#### Requirements:
Render every entry exactly as it appears.
---------- Input rows
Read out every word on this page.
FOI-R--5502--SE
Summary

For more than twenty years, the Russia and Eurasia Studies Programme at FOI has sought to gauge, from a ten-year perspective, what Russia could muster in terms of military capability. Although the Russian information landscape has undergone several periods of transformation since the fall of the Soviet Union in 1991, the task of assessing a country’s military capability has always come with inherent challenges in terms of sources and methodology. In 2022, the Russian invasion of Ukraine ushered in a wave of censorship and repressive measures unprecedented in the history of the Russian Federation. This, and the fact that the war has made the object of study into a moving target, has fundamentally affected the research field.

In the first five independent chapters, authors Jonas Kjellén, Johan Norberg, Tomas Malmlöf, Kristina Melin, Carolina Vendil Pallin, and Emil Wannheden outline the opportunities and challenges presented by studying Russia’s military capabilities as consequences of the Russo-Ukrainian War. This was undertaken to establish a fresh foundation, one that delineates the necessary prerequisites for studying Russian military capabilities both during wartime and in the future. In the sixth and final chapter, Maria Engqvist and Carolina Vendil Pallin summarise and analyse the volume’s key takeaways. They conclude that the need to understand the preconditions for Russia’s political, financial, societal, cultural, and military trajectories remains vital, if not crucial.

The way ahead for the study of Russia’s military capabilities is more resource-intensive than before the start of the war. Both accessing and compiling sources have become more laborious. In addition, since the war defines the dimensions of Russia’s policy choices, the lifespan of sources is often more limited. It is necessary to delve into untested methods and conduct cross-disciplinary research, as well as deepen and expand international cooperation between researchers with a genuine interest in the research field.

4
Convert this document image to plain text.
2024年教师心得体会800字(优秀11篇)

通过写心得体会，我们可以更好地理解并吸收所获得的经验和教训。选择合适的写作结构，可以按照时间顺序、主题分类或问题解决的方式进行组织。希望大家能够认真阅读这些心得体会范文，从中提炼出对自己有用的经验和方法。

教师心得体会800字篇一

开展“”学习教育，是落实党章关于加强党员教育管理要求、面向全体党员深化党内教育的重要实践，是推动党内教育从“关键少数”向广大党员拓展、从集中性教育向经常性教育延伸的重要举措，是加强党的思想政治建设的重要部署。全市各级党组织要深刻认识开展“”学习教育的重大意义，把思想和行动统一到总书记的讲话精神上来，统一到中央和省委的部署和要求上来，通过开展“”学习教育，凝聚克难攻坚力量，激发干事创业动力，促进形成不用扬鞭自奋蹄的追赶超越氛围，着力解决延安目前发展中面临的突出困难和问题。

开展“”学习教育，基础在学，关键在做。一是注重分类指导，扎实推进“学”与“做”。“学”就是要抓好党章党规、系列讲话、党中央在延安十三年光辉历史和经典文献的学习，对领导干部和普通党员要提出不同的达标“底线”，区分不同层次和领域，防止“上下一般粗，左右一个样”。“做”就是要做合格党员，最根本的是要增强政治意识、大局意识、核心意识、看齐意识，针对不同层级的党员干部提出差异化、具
--------------------
#### Exercise response:
Read out every word on this page.
FOI-R--5502--SE
Summary

For more than twenty years, the Russia and Eurasia Studies Programme at FOI has sought to gauge, from a ten-year perspective, what Russia could muster in terms of military capability. Although the Russian information landscape has undergone several periods of transformation since the fall of the Soviet Union in 1991, the task of assessing a country’s military capability has always come with inherent challenges in terms of sources and methodology. In 2022, the Russian invasion of Ukraine ushered in a wave of censorship and repressive measures unprecedented in the history of the Russian Federation. This, and the fact that the war has made the object of study into a moving target, has fundamentally affected the research field.

In the first five independent chapters, authors Jonas Kjellén, Johan Norberg, Tomas Malmlöf, Kristina Melin, Carolina Vendil Pallin, and Emil Wannheden outline the opportunities and challenges presented by studying Russia’s military capabilities as consequences of the Russo-Ukrainian War. This was undertaken to establish a fresh foundation, one that delineates the necessary prerequisites for studying Russian military capabilities both during wartime and in the future. In the sixth and final chapter, Maria Engqvist and Carolina Vendil Pallin summarise and analyse the volume’s key takeaways. They conclude that the need to understand the preconditions for Russia’s political, financial, societal, cultural, and military trajectories remains vital, if not crucial.

The way ahead for the study of Russia’s military capabilities is more resource-intensive than before the start of the war. Both accessing and compiling sources have become more laborious. In addition, since the war defines the dimensions of Russia’s policy choices, the lifespan of sources is often more limited. It is necessary to delve into untested methods and conduct cross-disciplinary research, as well as deepen and expand international cooperation between researchers with a genuine interest in the research field.

4
Convert this document image to plain text.
2024年教师心得体会800字(优秀11篇)

通过写心得体会，我们可以更好地理解并吸收所获得的经验和教训。选择合适的写作结构，可以按照时间顺序、主题分类或问题解决的方式进行组织。希望大家能够认真阅读这些心得体会范文，从中提炼出对自己有用的经验和方法。

教师心得体会800字篇一

开展“”学习教育，是落实党章关于加强党员教育管理要求、面向全体党员深化党内教育的重要实践，是推动党内教育从“关键少数”向广大党员拓展、从集中性教育向经常性教育延伸的重要举措，是加强党的思想政治建设的重要部署。全市各级党组织要深刻认识开展“”学习教育的重大意义，把思想和行动统一到总书记的讲话精神上来，统一到中央和省委的部署和要求上来，通过开展“”学习教育，凝聚克难攻坚力量，激发干事创业动力，促进形成不用扬鞭自奋蹄的追赶超越氛围，着力解决延安目前发展中面临的突出困难和问题。

开展“”学习教育，基础在学，关键在做。一是注重分类指导，扎实推进“学”与“做”。“学”就是要抓好党章党规、系列讲话、党中央在延安十三年光辉历史和经典文献的学习，对领导干部和普通党员要提出不同的达标“底线”，区分不同层次和领域，防止“上下一般粗，左右一个样”。“做”就是要做合格党员，最根本的是要增强政治意识、大局意识、核心意识、看齐意识，针对不同层级的党员干部提出差异化、具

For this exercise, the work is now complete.